What to work on
Which lines contain the word "structured"? Return each of them as written.

Dataset records
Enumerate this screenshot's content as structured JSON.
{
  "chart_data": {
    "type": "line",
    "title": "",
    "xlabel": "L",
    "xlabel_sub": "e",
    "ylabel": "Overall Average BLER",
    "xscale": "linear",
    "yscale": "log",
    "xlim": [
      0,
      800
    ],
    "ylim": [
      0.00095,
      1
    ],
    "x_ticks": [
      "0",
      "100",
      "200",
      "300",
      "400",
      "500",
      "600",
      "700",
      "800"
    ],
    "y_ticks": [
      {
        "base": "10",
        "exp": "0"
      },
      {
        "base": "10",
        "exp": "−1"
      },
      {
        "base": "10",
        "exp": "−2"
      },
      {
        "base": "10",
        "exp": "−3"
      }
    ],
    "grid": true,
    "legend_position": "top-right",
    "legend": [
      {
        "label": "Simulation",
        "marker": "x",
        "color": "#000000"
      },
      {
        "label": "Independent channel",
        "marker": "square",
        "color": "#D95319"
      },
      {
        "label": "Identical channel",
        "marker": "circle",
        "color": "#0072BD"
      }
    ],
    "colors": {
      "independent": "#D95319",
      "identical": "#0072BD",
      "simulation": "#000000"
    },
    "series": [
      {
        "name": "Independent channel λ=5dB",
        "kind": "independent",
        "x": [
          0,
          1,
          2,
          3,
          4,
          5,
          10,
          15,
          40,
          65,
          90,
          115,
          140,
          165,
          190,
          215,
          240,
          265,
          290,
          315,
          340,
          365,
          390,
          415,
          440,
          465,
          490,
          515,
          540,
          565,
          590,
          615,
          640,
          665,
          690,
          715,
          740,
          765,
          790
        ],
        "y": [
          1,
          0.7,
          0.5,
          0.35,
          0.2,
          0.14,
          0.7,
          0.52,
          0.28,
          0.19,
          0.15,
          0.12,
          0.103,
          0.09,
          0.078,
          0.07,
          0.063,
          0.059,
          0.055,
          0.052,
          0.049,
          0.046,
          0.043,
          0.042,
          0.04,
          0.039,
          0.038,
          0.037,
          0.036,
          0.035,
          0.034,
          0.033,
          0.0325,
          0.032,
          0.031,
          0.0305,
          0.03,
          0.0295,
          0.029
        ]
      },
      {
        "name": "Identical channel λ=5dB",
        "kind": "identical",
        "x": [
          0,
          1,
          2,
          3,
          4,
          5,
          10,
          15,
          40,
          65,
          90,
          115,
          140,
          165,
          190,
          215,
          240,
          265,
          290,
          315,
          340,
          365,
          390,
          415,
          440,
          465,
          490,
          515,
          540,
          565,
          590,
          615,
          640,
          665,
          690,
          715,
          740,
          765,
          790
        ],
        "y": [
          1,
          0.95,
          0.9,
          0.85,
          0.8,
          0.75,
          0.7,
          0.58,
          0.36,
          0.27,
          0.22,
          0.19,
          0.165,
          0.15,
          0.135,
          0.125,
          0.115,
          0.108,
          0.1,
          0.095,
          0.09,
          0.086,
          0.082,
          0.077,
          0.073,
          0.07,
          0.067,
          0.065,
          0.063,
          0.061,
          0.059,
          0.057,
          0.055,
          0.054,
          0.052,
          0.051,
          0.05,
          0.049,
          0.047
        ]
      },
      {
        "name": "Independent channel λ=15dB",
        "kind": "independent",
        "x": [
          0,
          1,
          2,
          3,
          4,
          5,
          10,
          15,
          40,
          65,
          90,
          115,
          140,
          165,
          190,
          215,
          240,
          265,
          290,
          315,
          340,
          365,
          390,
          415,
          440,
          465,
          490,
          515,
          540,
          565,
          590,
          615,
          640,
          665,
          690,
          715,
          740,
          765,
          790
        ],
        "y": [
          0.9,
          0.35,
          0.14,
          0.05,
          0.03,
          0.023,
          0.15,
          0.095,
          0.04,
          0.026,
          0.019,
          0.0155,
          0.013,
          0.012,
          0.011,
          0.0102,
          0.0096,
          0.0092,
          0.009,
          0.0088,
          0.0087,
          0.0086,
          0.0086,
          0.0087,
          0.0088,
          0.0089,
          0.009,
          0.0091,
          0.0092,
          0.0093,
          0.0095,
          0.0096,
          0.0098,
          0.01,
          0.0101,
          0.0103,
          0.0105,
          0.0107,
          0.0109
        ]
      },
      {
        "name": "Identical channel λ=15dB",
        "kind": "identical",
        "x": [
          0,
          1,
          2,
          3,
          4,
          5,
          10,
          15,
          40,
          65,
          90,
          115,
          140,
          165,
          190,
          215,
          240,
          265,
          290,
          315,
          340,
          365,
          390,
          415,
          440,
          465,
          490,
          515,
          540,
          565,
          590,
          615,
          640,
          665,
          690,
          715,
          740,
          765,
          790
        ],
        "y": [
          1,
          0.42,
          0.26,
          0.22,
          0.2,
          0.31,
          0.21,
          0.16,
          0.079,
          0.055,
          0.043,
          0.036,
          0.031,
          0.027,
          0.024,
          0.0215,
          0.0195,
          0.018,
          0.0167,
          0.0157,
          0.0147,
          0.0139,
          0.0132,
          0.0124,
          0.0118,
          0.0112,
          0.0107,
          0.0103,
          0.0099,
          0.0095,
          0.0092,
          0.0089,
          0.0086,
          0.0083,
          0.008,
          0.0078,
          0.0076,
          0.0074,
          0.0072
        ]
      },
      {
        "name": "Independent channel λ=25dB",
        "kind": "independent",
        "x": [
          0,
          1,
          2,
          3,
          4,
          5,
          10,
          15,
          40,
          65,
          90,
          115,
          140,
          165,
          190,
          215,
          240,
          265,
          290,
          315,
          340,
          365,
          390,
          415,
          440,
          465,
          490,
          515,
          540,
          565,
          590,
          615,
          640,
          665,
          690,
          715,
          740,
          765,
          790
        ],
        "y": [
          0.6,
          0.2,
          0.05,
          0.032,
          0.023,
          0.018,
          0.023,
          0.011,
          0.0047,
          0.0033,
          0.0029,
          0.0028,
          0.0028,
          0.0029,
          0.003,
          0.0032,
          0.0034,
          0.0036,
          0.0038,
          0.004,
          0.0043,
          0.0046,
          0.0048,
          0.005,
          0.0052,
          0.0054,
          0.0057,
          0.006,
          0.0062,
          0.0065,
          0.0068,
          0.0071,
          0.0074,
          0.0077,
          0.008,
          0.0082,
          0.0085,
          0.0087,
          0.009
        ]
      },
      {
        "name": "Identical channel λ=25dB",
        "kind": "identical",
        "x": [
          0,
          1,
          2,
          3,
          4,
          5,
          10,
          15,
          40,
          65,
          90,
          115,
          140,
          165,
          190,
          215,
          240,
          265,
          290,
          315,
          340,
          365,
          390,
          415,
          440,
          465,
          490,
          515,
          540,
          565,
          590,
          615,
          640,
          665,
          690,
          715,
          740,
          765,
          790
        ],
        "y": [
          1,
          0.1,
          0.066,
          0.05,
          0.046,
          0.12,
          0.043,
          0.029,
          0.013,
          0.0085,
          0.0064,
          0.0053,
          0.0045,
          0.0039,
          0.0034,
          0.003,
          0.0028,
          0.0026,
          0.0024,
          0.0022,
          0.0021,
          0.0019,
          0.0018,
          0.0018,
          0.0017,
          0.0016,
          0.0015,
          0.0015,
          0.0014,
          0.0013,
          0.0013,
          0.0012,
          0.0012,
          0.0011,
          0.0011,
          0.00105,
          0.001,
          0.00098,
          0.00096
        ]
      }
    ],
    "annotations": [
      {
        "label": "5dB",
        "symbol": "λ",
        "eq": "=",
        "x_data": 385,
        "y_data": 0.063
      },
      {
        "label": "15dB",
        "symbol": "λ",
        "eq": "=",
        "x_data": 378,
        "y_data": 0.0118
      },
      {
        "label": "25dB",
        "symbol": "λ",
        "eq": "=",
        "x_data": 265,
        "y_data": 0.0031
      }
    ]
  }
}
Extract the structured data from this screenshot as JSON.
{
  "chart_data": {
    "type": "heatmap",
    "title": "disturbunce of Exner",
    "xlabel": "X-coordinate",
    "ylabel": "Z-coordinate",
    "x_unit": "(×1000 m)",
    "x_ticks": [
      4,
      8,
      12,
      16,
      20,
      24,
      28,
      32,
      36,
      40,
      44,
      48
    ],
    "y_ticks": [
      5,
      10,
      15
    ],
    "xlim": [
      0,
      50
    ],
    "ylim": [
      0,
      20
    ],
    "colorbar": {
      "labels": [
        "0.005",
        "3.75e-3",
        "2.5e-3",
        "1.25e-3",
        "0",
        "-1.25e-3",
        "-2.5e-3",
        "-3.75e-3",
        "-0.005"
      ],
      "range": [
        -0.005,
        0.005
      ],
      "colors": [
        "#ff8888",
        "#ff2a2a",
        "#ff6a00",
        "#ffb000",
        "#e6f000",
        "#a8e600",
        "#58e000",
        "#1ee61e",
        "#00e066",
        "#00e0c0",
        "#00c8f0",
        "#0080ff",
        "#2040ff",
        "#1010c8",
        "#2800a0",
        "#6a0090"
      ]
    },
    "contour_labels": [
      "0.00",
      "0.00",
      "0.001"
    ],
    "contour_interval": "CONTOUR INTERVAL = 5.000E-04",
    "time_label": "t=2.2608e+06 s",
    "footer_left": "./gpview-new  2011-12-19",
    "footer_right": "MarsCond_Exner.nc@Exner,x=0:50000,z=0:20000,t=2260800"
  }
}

Result for this task
Enumerate this screenshot's content as structured JSON.
Extract the structured data from this screenshot as JSON.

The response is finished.